* **Entries shown**
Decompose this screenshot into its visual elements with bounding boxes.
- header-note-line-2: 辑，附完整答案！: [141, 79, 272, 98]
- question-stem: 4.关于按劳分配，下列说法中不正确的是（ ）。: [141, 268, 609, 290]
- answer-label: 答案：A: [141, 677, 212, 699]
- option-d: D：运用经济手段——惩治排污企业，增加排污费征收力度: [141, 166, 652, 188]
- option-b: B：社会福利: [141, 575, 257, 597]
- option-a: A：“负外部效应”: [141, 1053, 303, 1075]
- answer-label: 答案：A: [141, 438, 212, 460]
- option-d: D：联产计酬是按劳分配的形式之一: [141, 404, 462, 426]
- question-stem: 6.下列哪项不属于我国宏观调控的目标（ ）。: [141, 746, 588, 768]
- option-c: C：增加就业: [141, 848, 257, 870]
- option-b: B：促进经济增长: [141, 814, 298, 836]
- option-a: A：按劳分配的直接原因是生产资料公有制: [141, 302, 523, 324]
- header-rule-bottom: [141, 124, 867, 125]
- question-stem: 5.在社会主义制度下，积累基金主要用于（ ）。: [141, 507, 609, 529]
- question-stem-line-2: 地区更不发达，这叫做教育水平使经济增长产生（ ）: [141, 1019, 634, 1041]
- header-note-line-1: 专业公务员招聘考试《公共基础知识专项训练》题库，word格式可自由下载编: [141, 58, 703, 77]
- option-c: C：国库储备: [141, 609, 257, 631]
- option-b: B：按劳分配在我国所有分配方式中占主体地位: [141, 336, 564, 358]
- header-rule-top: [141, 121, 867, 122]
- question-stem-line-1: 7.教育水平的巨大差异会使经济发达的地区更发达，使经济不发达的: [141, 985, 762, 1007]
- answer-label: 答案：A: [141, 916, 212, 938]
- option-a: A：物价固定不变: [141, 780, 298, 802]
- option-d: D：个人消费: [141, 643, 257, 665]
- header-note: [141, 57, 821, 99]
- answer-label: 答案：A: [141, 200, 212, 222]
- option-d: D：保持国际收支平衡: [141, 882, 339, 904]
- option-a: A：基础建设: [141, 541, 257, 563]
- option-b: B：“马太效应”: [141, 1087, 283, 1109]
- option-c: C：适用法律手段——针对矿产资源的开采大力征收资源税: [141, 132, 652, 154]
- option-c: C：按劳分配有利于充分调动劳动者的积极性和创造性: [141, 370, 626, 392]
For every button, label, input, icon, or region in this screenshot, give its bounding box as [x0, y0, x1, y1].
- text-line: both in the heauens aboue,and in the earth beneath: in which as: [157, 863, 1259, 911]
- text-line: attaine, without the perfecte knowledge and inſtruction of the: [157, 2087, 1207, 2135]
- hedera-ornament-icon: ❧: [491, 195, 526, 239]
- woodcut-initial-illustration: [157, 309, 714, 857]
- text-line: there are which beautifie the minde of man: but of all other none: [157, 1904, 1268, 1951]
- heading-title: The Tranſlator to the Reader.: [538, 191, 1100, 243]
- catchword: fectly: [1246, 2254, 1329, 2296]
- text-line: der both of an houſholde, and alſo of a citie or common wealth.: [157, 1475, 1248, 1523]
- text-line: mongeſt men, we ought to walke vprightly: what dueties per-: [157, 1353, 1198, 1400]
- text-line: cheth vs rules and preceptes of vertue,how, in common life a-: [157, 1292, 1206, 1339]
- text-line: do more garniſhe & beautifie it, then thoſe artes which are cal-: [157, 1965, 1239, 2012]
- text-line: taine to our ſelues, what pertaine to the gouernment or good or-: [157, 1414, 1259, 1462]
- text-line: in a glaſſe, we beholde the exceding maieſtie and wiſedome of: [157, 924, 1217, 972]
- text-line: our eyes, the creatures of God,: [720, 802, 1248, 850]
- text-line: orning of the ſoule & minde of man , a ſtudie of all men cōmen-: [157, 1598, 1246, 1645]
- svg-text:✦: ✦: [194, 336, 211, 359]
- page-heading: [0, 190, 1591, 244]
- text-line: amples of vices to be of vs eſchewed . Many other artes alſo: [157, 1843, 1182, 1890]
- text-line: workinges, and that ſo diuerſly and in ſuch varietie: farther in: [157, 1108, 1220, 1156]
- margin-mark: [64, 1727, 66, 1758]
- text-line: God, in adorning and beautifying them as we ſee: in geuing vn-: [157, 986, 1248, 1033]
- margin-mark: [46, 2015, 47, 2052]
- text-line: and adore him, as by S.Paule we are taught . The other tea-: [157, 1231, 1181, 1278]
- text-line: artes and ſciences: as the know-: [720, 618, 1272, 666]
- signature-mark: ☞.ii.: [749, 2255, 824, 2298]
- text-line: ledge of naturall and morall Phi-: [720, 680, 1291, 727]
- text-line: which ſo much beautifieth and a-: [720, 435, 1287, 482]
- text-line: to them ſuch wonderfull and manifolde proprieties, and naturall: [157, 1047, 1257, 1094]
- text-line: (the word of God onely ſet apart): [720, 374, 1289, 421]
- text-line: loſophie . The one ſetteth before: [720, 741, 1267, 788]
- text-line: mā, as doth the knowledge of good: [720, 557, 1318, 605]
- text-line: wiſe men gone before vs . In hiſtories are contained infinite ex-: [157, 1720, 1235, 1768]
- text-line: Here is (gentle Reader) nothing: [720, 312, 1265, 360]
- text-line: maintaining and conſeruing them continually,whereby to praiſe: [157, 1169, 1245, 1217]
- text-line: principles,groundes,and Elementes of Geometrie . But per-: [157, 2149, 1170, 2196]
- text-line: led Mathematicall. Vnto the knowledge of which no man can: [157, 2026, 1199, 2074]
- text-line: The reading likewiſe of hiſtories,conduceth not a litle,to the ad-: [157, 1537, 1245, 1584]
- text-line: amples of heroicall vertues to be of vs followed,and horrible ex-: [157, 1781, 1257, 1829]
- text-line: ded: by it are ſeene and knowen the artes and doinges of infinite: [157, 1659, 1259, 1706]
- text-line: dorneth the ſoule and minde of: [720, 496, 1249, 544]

* **Aim of the exercise**
Transcribe the records exactly as they stand, starting with their first line and stopping after the line that contains "- option-d: D：运用经济手段——惩治排污企业，增加排污费征收力度: [141, 166, 652, 188]".

* **Solution to this task**
Decompose this screenshot into its visual elements with bounding boxes.
- header-note-line-2: 辑，附完整答案！: [141, 79, 272, 98]
- question-stem: 4.关于按劳分配，下列说法中不正确的是（ ）。: [141, 268, 609, 290]
- answer-label: 答案：A: [141, 677, 212, 699]
- option-d: D：运用经济手段——惩治排污企业，增加排污费征收力度: [141, 166, 652, 188]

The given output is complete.